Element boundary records
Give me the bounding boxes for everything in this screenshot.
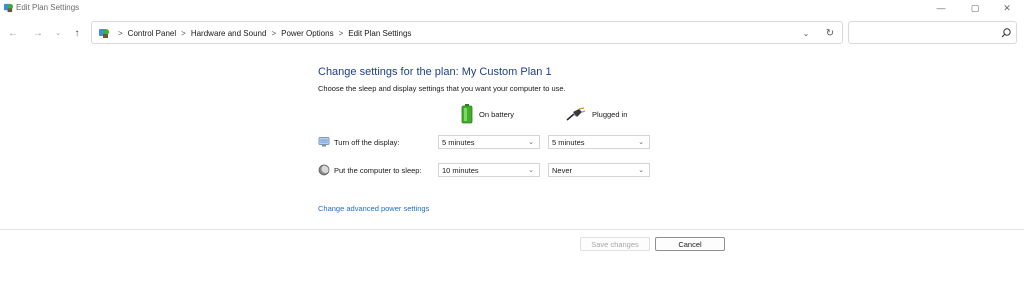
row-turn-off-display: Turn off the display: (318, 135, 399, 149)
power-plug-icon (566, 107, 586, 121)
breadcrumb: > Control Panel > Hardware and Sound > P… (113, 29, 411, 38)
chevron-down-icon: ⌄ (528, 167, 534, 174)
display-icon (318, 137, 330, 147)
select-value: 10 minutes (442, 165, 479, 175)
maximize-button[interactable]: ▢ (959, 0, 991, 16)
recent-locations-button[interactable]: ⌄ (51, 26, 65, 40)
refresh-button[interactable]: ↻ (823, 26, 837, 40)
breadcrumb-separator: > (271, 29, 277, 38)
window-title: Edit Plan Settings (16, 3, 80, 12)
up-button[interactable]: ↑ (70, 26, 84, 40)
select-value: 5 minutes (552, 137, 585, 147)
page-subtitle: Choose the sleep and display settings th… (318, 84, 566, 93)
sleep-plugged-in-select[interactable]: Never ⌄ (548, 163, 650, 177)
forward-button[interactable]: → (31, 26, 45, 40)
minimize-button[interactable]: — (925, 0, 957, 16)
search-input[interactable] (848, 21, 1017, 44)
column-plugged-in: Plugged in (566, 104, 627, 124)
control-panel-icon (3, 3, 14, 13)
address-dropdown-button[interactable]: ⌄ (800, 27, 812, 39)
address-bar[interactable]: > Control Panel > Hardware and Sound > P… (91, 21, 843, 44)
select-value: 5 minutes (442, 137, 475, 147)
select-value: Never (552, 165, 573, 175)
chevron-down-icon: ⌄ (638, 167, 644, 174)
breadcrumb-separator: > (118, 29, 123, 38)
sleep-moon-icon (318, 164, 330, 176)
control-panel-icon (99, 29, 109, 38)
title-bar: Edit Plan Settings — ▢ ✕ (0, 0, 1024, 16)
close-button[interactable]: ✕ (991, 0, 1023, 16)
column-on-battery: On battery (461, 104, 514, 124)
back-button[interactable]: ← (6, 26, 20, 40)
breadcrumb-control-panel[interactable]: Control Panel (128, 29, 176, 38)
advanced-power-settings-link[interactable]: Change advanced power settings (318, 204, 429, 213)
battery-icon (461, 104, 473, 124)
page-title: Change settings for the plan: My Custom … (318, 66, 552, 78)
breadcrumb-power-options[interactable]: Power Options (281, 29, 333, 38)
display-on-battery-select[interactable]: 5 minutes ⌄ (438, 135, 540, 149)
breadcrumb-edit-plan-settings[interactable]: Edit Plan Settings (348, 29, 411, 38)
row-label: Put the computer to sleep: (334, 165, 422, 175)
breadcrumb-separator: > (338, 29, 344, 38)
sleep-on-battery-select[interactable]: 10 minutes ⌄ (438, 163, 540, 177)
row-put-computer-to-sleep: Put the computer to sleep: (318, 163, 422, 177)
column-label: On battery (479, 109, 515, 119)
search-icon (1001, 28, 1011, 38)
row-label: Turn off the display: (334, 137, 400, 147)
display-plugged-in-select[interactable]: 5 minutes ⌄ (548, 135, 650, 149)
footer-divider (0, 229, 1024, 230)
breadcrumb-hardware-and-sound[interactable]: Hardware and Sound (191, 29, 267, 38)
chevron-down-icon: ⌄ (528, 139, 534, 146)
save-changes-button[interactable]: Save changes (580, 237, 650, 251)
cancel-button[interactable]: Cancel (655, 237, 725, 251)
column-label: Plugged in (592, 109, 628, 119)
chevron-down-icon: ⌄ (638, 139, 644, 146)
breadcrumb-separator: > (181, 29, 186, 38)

* * *

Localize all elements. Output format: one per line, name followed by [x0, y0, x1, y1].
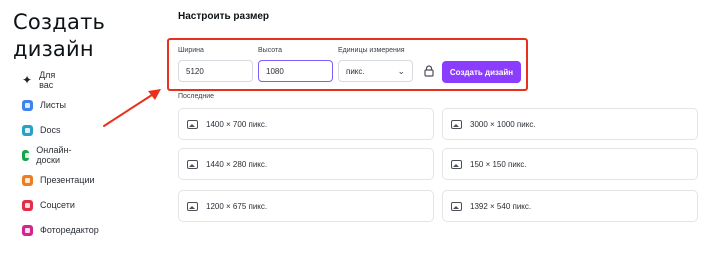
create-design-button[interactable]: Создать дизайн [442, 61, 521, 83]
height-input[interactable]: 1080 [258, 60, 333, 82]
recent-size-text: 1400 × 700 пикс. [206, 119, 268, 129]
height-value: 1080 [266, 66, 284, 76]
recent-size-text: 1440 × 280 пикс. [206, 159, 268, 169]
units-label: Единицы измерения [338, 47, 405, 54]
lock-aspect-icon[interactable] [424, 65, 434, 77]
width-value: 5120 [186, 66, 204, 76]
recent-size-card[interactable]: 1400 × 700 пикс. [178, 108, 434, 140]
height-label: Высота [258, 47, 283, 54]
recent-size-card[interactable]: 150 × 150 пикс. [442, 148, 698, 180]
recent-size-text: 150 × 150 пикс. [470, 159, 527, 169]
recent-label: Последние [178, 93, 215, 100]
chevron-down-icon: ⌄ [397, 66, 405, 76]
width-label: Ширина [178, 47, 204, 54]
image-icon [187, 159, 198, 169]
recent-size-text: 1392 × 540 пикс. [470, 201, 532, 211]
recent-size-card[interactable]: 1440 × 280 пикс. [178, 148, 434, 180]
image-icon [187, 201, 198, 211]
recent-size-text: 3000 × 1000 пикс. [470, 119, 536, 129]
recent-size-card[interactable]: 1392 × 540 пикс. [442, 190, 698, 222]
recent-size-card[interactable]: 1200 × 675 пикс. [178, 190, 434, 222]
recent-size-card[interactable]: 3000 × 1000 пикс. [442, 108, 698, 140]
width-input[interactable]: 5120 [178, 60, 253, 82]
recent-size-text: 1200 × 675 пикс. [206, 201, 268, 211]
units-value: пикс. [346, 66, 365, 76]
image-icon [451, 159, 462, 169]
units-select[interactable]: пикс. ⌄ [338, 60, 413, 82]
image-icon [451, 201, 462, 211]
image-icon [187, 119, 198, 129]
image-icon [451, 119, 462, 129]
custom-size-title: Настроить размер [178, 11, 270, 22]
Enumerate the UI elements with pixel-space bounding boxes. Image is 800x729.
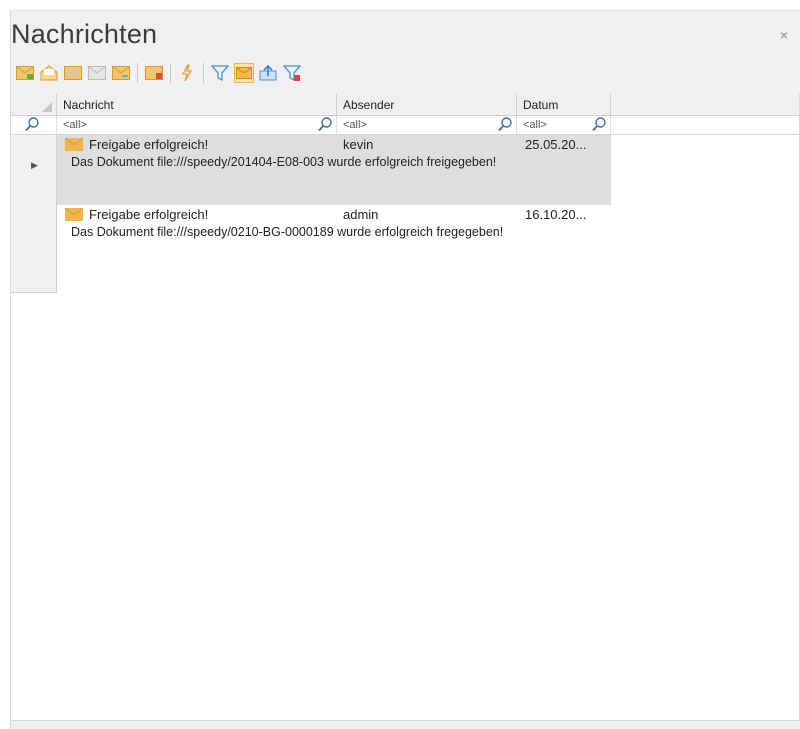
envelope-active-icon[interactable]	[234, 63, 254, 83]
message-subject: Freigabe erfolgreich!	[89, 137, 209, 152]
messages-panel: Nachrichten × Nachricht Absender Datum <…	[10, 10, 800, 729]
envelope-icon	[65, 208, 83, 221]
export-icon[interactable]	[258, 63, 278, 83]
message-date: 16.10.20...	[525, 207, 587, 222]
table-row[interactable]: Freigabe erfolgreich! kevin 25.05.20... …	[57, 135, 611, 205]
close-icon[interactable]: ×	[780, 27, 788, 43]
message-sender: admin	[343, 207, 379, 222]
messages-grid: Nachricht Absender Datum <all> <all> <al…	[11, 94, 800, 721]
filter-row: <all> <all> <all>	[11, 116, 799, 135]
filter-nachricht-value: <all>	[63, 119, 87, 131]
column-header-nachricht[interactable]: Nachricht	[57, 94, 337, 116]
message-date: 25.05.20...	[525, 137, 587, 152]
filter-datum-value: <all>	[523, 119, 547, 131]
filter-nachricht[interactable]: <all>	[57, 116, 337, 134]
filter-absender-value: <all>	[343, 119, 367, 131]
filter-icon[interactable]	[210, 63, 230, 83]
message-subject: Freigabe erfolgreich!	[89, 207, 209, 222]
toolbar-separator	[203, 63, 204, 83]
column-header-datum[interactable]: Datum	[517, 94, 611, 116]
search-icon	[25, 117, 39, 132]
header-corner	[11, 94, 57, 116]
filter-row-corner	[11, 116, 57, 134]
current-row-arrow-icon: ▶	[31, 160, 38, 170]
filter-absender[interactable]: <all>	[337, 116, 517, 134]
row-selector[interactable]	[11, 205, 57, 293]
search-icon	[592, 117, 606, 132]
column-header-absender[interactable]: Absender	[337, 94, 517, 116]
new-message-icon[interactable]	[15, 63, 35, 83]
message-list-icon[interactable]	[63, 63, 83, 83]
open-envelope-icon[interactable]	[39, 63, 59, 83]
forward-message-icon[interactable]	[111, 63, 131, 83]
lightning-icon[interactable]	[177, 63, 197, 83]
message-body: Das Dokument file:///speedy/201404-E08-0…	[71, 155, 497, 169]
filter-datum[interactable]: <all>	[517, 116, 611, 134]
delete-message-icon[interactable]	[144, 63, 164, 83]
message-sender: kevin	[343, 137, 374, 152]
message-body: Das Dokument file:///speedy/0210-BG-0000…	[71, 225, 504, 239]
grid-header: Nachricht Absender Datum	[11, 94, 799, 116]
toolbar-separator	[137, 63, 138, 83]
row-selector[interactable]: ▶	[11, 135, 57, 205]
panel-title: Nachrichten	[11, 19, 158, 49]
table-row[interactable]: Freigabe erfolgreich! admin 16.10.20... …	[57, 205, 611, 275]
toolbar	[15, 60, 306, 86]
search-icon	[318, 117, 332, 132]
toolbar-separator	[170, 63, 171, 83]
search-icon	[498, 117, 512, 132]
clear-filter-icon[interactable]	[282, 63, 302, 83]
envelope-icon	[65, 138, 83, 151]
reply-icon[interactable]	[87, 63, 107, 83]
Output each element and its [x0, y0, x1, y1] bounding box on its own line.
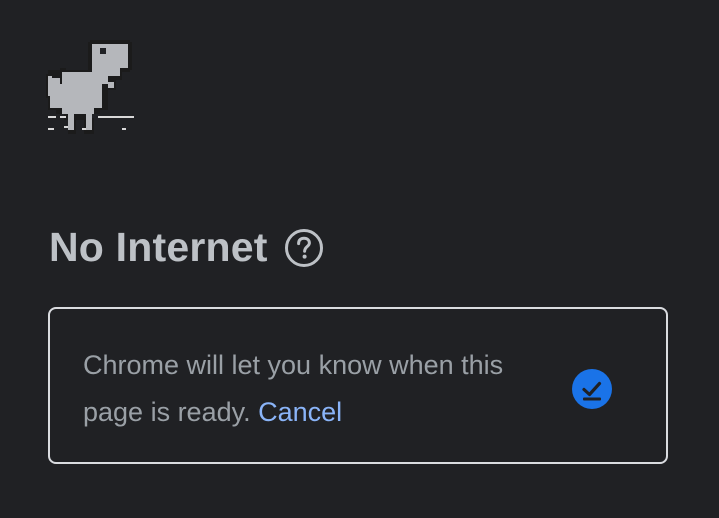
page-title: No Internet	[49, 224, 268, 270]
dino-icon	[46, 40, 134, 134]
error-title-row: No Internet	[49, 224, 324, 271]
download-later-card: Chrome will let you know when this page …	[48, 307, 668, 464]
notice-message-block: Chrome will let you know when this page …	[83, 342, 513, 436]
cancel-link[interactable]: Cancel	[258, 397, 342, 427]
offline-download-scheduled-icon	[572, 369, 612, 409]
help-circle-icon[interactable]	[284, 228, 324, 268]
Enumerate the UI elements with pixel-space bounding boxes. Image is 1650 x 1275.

==

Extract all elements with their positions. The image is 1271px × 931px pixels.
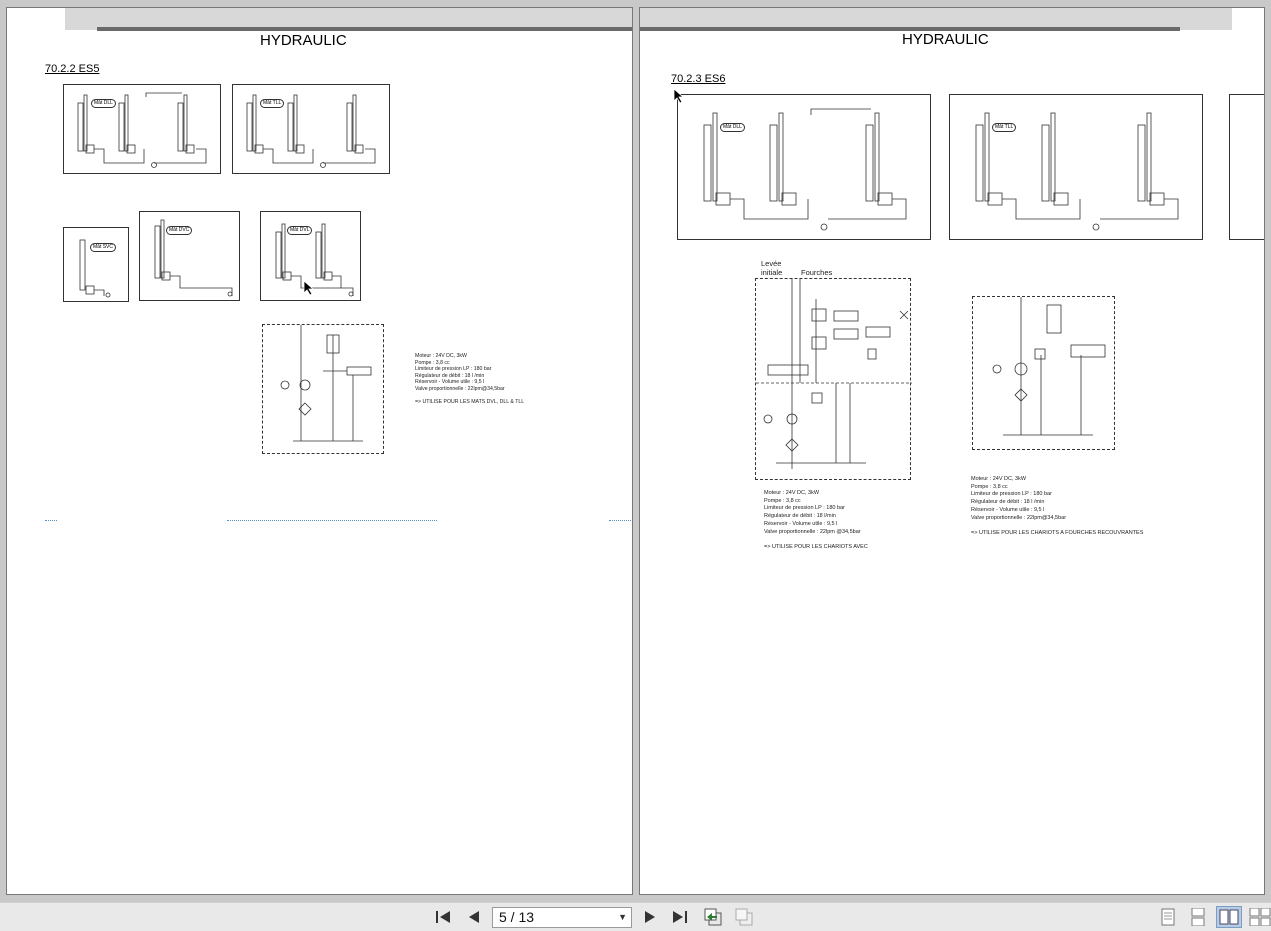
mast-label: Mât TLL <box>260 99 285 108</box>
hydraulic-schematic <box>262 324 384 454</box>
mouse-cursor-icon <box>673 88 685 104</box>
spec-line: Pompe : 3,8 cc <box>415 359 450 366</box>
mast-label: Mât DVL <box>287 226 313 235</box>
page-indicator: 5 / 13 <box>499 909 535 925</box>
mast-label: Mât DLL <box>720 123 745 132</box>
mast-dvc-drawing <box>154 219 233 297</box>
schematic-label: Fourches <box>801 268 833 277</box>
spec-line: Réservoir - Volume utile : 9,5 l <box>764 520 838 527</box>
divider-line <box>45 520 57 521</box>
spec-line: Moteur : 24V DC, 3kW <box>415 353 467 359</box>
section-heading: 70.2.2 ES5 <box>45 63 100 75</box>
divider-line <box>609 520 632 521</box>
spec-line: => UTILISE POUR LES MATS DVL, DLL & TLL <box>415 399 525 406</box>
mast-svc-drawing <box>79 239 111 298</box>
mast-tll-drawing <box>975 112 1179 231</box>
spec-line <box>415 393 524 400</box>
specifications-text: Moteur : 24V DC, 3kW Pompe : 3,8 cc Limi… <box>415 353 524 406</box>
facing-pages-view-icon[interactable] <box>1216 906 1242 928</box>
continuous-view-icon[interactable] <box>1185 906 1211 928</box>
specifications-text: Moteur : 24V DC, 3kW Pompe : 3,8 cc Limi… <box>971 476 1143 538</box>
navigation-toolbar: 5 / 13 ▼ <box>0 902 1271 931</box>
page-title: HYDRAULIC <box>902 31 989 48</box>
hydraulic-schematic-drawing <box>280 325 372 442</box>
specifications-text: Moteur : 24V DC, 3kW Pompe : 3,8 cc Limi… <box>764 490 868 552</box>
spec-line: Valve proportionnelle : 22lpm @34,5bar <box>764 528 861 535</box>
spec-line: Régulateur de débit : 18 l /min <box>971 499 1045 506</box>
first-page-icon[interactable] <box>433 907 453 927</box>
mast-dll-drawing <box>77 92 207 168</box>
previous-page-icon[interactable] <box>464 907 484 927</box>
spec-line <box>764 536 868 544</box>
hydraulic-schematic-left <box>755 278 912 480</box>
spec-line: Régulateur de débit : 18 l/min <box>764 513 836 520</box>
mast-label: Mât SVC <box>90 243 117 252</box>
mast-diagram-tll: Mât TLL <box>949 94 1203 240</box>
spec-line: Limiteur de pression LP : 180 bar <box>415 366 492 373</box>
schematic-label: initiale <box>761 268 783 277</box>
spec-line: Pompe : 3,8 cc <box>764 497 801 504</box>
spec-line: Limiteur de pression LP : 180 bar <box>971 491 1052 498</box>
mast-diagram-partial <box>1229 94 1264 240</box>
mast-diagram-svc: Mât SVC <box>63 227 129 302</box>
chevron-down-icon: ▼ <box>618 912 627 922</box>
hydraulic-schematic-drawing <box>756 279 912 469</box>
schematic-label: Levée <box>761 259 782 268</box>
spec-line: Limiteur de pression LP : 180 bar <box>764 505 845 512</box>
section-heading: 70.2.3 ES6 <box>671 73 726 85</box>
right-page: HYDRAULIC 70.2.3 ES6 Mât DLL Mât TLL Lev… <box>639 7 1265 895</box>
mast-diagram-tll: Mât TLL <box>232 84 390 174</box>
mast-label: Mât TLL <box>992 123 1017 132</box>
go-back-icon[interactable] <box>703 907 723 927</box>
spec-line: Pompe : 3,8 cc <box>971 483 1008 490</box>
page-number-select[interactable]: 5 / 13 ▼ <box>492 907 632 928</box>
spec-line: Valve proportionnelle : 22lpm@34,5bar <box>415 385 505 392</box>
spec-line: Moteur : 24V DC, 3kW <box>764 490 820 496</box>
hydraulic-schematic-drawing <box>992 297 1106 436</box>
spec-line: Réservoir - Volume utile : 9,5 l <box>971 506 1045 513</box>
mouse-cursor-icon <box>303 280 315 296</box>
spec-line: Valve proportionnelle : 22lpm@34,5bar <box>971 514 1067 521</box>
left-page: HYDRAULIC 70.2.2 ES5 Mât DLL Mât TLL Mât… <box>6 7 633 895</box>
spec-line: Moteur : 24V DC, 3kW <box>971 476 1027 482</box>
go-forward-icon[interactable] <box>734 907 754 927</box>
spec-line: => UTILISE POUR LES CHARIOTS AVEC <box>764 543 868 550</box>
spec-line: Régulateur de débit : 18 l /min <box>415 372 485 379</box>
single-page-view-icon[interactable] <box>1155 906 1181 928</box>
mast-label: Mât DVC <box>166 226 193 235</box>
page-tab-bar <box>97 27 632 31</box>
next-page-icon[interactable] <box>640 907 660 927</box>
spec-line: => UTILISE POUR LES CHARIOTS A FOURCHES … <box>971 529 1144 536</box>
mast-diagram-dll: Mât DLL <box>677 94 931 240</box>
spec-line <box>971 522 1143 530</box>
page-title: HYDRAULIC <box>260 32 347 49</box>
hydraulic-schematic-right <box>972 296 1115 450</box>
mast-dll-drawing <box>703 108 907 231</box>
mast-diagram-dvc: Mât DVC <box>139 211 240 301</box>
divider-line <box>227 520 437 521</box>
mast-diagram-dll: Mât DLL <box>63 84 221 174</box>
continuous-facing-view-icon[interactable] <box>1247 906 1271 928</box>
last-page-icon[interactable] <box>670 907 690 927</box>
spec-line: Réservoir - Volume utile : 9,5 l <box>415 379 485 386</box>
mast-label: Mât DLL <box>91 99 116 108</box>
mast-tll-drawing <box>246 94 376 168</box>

Task directions ▸ Repeat the lines of data starting with the one containing "row-turn-off-display: Turn off" and ending with the one containing "recent-locations-button[interactable]: ⌄ (51, 26, 65, 40)", including both of those lines.

Solved exercise ▸
row-turn-off-display: Turn off the display: (318, 135, 399, 149)
power-plug-icon (566, 107, 586, 121)
breadcrumb: > Control Panel > Hardware and Sound > P… (113, 29, 411, 38)
chevron-down-icon: ⌄ (528, 167, 534, 174)
display-icon (318, 137, 330, 147)
select-value: 10 minutes (442, 165, 479, 175)
maximize-button[interactable]: ▢ (959, 0, 991, 16)
recent-locations-button[interactable]: ⌄ (51, 26, 65, 40)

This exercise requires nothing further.